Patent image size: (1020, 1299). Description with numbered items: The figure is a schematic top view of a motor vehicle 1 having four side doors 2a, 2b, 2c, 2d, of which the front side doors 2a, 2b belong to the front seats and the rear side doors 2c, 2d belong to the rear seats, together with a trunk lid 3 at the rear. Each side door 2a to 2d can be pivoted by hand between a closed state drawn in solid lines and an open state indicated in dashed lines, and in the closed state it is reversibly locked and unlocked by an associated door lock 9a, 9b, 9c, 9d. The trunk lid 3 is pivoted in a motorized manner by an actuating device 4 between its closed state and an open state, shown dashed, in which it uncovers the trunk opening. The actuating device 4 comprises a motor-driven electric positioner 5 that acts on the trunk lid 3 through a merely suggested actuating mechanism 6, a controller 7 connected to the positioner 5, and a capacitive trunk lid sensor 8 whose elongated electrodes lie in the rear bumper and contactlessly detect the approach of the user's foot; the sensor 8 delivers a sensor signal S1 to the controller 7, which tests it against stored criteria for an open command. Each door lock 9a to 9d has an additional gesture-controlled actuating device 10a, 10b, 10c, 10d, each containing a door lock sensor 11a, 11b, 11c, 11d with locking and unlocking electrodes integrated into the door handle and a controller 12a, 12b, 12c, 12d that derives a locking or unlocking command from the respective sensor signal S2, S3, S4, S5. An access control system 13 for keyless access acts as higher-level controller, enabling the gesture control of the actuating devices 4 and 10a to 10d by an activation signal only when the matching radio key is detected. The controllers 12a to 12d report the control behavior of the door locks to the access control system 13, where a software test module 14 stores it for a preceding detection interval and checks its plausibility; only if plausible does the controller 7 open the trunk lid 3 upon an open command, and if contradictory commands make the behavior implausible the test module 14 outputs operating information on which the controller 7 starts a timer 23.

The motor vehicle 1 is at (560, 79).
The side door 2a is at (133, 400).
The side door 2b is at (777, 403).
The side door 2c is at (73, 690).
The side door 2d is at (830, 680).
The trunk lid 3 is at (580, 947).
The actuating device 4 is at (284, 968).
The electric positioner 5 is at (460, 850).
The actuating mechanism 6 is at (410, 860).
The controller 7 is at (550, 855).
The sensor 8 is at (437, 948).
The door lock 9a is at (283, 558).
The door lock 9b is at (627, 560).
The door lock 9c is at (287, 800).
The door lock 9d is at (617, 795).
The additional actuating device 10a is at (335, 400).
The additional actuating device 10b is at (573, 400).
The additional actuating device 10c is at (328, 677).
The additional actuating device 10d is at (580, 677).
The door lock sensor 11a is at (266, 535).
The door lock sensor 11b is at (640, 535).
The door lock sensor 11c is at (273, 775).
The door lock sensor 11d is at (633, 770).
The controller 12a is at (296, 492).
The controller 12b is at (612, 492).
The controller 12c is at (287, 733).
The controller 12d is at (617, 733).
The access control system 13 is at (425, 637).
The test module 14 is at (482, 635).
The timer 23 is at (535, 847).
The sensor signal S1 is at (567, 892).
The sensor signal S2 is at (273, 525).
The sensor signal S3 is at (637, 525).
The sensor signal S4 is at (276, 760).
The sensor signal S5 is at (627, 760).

**Request**
Please extract each line of the records above that contains the word "access".

**Solution to this task**
Patent image size: (1020, 1299). Description with numbered items: The figure is a schematic top view of a motor vehicle 1 having four side doors 2a, 2b, 2c, 2d, of which the front side doors 2a, 2b belong to the front seats and the rear side doors 2c, 2d belong to the rear seats, together with a trunk lid 3 at the rear. Each side door 2a to 2d can be pivoted by hand between a closed state drawn in solid lines and an open state indicated in dashed lines, and in the closed state it is reversibly locked and unlocked by an associated door lock 9a, 9b, 9c, 9d. The trunk lid 3 is pivoted in a motorized manner by an actuating device 4 between its closed state and an open state, shown dashed, in which it uncovers the trunk opening. The actuating device 4 comprises a motor-driven electric positioner 5 that acts on the trunk lid 3 through a merely suggested actuating mechanism 6, a controller 7 connected to the positioner 5, and a capacitive trunk lid sensor 8 whose elongated electrodes lie in the rear bumper and contactlessly detect the approach of the user's foot; the sensor 8 delivers a sensor signal S1 to the controller 7, which tests it against stored criteria for an open command. Each door lock 9a to 9d has an additional gesture-controlled actuating device 10a, 10b, 10c, 10d, each containing a door lock sensor 11a, 11b, 11c, 11d with locking and unlocking electrodes integrated into the door handle and a controller 12a, 12b, 12c, 12d that derives a locking or unlocking command from the respective sensor signal S2, S3, S4, S5. An access control system 13 for keyless access acts as higher-level controller, enabling the gesture control of the actuating devices 4 and 10a to 10d by an activation signal only when the matching radio key is detected. The controllers 12a to 12d report the control behavior of the door locks to the access control system 13, where a software test module 14 stores it for a preceding detection interval and checks its plausibility; only if plausible does the controller 7 open the trunk lid 3 upon an open command, and if contradictory commands make the behavior implausible the test module 14 outputs operating information on which the controller 7 starts a timer 23.
The access control system 13 is at (425, 637).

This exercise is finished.